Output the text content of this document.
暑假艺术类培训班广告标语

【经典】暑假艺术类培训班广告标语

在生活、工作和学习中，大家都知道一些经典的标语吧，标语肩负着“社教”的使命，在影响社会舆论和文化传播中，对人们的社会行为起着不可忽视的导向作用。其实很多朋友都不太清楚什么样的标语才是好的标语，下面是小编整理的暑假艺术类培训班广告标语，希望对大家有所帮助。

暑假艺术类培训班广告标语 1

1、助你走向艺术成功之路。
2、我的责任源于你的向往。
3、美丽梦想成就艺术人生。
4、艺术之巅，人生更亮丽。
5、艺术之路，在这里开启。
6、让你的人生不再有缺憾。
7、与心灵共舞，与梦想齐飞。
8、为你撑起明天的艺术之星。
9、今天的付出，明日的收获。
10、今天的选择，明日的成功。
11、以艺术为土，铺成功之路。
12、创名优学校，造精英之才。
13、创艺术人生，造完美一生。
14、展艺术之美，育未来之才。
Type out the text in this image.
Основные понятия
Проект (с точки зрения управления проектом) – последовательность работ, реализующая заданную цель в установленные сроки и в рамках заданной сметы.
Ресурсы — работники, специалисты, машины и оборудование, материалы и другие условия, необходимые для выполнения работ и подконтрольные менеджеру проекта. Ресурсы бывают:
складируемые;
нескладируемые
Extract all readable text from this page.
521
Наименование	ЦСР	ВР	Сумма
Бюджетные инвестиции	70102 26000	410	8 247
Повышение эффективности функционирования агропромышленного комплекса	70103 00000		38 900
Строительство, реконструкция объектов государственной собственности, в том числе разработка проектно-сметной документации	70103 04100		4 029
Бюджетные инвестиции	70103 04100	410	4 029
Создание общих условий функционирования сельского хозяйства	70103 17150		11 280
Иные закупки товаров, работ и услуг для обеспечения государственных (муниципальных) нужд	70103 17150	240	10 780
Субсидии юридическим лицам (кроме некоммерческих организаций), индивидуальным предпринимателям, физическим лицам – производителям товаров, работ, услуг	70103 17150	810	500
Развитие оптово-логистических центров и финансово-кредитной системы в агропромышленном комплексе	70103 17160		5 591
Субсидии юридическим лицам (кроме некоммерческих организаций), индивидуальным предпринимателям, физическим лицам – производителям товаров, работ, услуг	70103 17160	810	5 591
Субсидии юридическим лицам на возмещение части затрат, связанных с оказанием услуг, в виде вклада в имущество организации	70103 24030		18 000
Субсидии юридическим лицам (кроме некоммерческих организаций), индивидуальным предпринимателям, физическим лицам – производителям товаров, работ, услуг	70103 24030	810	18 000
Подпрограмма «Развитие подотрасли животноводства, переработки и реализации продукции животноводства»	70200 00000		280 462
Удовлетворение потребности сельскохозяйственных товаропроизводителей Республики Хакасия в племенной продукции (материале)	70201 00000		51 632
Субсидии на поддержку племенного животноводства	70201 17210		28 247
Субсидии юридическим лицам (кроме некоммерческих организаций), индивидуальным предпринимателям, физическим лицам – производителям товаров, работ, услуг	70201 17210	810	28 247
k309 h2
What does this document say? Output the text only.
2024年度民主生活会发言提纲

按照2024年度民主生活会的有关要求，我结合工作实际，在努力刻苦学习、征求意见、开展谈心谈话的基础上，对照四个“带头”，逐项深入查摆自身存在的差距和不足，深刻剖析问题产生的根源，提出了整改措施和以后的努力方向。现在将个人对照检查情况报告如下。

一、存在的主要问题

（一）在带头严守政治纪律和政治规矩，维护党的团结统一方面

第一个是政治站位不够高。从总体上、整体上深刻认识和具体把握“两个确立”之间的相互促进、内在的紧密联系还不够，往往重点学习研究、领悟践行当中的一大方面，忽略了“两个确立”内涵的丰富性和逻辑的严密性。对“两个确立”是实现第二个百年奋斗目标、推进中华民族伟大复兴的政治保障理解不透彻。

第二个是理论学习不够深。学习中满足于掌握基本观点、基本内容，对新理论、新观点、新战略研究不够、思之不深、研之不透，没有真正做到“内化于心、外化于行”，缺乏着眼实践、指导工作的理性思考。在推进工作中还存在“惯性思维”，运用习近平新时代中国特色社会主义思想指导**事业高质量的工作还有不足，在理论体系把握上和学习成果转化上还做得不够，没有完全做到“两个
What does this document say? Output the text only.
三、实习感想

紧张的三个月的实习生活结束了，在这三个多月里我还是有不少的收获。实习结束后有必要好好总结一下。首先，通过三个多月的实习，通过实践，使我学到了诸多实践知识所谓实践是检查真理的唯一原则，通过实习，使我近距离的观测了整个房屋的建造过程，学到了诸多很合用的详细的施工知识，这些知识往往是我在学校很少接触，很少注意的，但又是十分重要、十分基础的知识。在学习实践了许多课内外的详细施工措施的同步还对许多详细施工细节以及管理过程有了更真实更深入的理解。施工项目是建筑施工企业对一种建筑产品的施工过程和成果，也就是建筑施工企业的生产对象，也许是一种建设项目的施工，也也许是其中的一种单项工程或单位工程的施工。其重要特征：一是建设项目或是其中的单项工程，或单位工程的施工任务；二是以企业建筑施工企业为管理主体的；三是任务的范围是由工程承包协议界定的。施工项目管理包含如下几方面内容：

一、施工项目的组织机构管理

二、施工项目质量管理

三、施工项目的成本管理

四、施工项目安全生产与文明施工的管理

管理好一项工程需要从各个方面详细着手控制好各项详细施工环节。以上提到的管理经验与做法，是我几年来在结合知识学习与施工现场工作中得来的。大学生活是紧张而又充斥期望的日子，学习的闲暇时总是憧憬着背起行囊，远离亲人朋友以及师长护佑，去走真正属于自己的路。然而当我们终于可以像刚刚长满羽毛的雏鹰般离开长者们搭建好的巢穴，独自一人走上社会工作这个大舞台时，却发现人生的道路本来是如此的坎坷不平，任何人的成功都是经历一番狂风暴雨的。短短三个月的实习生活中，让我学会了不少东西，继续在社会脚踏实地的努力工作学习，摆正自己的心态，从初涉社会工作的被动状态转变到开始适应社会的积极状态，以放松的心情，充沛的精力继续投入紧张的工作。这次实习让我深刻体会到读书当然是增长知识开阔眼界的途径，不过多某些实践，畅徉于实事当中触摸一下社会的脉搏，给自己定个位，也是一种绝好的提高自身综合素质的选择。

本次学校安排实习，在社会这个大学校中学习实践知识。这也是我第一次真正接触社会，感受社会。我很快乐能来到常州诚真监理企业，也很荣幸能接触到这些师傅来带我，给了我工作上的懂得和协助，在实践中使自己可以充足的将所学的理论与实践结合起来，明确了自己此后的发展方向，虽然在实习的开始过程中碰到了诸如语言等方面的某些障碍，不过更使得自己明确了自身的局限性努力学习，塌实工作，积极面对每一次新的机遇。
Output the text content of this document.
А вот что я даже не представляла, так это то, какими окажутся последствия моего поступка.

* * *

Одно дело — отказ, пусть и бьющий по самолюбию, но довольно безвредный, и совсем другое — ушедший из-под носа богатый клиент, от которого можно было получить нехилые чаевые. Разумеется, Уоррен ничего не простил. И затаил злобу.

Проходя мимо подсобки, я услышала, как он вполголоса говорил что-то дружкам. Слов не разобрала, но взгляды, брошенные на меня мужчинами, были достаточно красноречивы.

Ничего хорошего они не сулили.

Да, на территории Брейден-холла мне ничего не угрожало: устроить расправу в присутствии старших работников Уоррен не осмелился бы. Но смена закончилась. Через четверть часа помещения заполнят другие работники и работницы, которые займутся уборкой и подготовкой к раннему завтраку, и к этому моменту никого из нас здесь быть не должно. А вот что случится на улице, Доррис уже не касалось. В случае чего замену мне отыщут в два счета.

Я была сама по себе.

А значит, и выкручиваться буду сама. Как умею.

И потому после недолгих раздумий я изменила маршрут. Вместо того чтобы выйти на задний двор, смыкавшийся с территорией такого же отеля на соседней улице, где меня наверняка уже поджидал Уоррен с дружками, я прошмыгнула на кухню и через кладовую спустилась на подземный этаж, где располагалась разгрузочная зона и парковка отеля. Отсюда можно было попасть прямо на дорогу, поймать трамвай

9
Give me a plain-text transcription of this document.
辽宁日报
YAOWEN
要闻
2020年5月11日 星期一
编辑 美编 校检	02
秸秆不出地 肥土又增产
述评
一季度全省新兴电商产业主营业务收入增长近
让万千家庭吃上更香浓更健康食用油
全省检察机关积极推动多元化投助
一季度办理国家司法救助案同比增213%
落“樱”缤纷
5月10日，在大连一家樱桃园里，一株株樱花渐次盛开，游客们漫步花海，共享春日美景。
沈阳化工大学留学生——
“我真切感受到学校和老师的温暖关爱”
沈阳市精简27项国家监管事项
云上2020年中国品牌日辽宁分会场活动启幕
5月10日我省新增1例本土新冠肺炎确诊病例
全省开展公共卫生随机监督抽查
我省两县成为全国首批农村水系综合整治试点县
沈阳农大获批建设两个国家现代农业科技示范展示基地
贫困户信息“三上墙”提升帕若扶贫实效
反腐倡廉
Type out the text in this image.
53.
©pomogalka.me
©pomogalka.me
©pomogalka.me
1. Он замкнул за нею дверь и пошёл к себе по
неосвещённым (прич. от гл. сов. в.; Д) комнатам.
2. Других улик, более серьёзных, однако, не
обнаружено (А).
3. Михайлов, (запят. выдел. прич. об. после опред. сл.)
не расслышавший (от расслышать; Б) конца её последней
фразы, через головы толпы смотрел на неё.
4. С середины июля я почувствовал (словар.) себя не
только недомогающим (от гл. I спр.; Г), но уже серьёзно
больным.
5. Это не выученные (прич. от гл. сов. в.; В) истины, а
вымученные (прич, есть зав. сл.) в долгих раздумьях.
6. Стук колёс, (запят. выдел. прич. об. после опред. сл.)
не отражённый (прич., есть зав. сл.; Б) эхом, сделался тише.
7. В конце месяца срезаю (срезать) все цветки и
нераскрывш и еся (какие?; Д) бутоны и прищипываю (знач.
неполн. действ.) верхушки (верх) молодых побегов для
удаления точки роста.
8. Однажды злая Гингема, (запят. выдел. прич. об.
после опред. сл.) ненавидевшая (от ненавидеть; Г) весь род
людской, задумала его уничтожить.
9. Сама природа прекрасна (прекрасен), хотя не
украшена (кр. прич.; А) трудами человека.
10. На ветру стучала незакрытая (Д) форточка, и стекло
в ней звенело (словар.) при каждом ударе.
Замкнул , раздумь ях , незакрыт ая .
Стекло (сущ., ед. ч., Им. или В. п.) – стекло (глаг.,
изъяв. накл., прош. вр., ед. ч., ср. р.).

■ **Exercise objective**
Read the entries and select each line where the word "юридическим" is found.

■ **Exercise output**
Субсидии юридическим лицам (кроме некоммерческих организаций), индивидуальным предпринимателям, физическим лицам – производителям товаров, работ, услуг	70103 17150	810	500
Субсидии юридическим лицам (кроме некоммерческих организаций), индивидуальным предпринимателям, физическим лицам – производителям товаров, работ, услуг	70103 17160	810	5 591
Субсидии юридическим лицам на возмещение части затрат, связанных с оказанием услуг, в виде вклада в имущество организации	70103 24030		18 000
Субсидии юридическим лицам (кроме некоммерческих организаций), индивидуальным предпринимателям, физическим лицам – производителям товаров, работ, услуг	70103 24030	810	18 000
Субсидии юридическим лицам (кроме некоммерческих организаций), индивидуальным предпринимателям, физическим лицам – производителям товаров, работ, услуг	70201 17210	810	28 247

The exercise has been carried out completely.